What you should do: Repeat the whole listing below, word for word.

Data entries
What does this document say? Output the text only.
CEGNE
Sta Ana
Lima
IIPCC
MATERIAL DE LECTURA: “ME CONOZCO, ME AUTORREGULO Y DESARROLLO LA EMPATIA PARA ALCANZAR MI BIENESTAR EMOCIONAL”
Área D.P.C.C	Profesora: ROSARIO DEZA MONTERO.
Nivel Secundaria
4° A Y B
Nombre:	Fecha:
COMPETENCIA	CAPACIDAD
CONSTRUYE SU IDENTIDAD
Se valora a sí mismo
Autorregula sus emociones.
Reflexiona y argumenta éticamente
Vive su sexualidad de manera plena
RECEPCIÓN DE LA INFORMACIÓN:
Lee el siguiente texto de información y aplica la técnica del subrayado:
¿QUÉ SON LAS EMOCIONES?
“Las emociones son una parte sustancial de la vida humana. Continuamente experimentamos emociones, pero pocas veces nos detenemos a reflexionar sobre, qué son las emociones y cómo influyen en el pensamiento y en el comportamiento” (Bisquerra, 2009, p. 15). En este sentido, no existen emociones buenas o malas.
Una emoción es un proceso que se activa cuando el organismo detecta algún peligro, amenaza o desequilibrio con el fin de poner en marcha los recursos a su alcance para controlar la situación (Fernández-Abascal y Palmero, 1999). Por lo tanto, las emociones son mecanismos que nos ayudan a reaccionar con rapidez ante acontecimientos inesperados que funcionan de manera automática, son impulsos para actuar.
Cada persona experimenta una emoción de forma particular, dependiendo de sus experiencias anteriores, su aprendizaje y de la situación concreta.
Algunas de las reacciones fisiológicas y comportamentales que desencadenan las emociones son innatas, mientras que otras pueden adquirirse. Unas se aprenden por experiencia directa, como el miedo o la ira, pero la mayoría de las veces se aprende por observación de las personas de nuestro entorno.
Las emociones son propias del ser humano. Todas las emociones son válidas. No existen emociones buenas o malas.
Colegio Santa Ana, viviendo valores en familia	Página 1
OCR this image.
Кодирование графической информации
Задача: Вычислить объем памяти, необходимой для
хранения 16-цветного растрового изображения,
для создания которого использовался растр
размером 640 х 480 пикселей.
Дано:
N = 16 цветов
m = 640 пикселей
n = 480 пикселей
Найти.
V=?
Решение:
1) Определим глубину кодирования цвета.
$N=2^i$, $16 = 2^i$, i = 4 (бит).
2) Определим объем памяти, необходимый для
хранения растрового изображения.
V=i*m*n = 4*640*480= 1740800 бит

Exercise output:
What does this document say? Output the text only.
CEGNE
Sta Ana
Lima
IIPCC
MATERIAL DE LECTURA: “ME CONOZCO, ME AUTORREGULO Y DESARROLLO LA EMPATIA PARA ALCANZAR MI BIENESTAR EMOCIONAL”
Área D.P.C.C	Profesora: ROSARIO DEZA MONTERO.
Nivel Secundaria
4° A Y B
Nombre:	Fecha:
COMPETENCIA	CAPACIDAD
CONSTRUYE SU IDENTIDAD
Se valora a sí mismo
Autorregula sus emociones.
Reflexiona y argumenta éticamente
Vive su sexualidad de manera plena
RECEPCIÓN DE LA INFORMACIÓN:
Lee el siguiente texto de información y aplica la técnica del subrayado:
¿QUÉ SON LAS EMOCIONES?
“Las emociones son una parte sustancial de la vida humana. Continuamente experimentamos emociones, pero pocas veces nos detenemos a reflexionar sobre, qué son las emociones y cómo influyen en el pensamiento y en el comportamiento” (Bisquerra, 2009, p. 15). En este sentido, no existen emociones buenas o malas.
Una emoción es un proceso que se activa cuando el organismo detecta algún peligro, amenaza o desequilibrio con el fin de poner en marcha los recursos a su alcance para controlar la situación (Fernández-Abascal y Palmero, 1999). Por lo tanto, las emociones son mecanismos que nos ayudan a reaccionar con rapidez ante acontecimientos inesperados que funcionan de manera automática, son impulsos para actuar.
Cada persona experimenta una emoción de forma particular, dependiendo de sus experiencias anteriores, su aprendizaje y de la situación concreta.
Algunas de las reacciones fisiológicas y comportamentales que desencadenan las emociones son innatas, mientras que otras pueden adquirirse. Unas se aprenden por experiencia directa, como el miedo o la ira, pero la mayoría de las veces se aprende por observación de las personas de nuestro entorno.
Las emociones son propias del ser humano. Todas las emociones son válidas. No existen emociones buenas o malas.
Colegio Santa Ana, viviendo valores en familia	Página 1
OCR this image.
Кодирование графической информации
Задача: Вычислить объем памяти, необходимой для
хранения 16-цветного растрового изображения,
для создания которого использовался растр
размером 640 х 480 пикселей.
Дано:
N = 16 цветов
m = 640 пикселей
n = 480 пикселей
Найти.
V=?
Решение:
1) Определим глубину кодирования цвета.
$N=2^i$, $16 = 2^i$, i = 4 (бит).
2) Определим объем памяти, необходимый для
хранения растрового изображения.
V=i*m*n = 4*640*480= 1740800 бит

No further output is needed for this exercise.